:: Required work ::
Find how many lines of the listing include the string "Roulette", and report only that figure.

:: Input data ::
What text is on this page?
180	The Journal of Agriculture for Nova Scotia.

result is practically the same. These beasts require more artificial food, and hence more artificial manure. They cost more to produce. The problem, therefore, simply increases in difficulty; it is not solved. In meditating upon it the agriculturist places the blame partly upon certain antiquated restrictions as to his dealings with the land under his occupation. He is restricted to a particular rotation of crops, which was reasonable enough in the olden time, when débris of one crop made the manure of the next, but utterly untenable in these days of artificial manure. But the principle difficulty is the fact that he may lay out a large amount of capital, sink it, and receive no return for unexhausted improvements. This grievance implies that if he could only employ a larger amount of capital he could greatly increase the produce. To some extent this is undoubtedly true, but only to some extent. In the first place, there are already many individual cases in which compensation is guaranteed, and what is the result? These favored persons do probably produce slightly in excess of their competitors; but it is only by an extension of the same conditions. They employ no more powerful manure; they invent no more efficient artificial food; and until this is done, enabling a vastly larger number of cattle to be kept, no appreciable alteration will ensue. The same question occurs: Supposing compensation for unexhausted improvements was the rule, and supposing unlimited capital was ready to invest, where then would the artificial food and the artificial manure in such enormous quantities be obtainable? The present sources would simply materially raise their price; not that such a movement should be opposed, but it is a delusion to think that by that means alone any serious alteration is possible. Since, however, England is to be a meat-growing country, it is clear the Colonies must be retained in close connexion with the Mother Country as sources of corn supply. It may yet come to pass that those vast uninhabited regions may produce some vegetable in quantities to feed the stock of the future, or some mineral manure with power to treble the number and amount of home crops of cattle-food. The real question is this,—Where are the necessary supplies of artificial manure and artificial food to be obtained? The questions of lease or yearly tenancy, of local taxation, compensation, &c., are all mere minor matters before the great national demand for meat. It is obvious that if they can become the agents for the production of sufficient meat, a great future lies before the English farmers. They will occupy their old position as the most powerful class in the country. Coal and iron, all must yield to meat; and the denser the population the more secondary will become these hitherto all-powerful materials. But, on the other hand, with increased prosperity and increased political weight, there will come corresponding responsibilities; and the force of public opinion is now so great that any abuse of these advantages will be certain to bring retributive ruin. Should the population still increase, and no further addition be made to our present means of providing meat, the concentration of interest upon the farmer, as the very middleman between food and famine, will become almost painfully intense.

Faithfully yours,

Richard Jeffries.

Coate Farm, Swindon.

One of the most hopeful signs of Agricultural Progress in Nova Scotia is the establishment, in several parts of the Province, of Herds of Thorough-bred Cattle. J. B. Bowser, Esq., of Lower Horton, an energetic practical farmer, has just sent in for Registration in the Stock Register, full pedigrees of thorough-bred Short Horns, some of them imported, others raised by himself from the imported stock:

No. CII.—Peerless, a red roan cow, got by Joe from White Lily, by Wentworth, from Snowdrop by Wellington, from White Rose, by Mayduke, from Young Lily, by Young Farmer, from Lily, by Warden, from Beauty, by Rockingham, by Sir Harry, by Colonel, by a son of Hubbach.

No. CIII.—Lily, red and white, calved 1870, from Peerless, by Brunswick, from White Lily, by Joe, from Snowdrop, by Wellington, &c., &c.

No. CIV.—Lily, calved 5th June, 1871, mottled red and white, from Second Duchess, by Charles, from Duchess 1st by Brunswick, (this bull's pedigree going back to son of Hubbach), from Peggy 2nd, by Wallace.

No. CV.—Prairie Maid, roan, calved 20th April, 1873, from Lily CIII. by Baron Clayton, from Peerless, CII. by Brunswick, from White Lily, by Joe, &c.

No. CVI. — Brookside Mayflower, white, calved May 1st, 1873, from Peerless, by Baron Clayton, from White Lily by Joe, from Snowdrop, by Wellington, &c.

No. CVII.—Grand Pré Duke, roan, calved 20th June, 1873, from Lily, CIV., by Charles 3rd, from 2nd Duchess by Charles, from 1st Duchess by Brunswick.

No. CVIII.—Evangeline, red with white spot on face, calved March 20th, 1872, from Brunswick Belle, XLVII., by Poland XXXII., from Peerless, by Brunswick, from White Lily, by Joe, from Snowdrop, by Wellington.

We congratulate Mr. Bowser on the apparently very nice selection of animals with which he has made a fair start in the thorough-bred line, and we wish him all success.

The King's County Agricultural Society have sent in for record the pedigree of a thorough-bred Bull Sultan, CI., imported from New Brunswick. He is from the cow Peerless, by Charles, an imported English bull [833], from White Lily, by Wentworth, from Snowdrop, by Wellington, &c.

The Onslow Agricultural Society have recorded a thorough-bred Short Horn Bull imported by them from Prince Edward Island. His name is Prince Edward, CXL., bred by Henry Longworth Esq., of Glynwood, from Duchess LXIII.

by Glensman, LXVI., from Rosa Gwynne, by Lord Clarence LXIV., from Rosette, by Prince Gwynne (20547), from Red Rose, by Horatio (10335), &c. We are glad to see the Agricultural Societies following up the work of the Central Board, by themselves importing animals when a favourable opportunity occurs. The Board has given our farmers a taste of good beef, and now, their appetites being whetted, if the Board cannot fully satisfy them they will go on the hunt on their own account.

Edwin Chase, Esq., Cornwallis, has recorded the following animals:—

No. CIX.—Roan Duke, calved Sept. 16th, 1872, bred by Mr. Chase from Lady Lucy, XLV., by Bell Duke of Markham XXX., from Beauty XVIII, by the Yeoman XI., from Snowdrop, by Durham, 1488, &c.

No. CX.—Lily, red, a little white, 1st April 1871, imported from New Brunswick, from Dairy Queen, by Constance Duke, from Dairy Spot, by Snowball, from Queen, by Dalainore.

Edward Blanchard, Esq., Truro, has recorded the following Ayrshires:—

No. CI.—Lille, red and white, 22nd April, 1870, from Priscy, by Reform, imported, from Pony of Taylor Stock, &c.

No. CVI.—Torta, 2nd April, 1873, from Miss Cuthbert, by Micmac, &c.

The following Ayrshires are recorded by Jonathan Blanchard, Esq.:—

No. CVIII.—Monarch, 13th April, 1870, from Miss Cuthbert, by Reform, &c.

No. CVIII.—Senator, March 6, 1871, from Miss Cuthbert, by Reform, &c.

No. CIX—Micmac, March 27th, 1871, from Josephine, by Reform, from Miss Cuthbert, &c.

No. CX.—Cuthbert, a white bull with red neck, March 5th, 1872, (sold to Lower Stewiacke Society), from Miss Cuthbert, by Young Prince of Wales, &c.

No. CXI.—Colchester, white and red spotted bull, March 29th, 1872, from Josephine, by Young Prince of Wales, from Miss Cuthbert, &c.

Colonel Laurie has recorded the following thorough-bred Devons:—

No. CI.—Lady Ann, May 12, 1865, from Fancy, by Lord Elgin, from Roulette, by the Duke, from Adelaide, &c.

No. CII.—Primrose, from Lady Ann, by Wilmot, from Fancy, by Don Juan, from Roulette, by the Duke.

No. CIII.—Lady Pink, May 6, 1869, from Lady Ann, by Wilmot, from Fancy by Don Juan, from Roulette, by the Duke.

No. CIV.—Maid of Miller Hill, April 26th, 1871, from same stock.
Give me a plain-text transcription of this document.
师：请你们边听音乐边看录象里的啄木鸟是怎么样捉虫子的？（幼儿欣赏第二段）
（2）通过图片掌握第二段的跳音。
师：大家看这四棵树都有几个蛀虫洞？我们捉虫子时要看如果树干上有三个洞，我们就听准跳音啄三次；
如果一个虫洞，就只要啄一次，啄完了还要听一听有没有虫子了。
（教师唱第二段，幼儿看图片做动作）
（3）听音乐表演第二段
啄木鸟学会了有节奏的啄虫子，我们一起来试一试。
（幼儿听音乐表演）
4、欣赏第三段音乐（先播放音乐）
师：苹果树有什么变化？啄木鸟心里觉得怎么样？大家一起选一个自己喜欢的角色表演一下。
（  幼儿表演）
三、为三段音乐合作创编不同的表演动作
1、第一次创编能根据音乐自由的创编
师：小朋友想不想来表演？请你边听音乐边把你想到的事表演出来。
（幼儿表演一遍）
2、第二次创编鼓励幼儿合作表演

:: Response below ::
3